• **BRIEF**:
Lines containing the word "this" should be extracted in full.

Data records
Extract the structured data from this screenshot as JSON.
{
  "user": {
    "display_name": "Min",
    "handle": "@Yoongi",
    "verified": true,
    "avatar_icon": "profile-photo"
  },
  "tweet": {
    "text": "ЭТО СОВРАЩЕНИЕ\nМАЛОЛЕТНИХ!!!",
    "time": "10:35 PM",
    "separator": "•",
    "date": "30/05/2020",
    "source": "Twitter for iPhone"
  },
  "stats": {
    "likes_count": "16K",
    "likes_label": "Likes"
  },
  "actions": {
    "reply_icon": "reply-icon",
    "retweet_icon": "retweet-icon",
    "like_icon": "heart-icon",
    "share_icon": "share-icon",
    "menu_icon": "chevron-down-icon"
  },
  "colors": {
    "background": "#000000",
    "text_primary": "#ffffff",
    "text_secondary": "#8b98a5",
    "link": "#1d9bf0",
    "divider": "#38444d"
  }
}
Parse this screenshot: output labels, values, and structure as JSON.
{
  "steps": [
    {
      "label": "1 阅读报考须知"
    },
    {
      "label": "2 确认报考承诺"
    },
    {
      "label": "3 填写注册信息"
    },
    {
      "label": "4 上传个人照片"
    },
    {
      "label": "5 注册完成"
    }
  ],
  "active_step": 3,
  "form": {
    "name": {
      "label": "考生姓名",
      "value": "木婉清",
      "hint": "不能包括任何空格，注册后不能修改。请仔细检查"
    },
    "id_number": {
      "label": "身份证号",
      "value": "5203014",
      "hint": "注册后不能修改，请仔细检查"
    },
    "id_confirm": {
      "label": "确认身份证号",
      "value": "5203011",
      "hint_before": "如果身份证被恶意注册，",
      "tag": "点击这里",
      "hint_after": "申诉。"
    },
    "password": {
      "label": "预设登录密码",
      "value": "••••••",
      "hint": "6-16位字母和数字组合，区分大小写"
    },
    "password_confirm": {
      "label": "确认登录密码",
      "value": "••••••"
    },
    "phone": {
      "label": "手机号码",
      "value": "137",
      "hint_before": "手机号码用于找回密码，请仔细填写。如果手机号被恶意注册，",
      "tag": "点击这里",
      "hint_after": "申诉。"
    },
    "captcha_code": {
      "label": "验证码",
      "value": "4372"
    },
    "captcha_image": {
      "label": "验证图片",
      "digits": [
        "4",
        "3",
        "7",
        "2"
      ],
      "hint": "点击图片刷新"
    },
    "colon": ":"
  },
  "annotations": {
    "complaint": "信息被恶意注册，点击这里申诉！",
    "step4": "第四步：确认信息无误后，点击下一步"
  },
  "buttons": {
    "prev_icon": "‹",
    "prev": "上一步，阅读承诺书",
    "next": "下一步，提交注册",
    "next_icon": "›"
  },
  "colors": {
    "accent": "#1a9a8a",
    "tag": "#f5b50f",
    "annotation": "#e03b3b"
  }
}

• **PROBLEM SOLUTION**:
Extract the structured data from this screenshot as JSON.
Parse this screenshot: output labels, values, and structure as JSON.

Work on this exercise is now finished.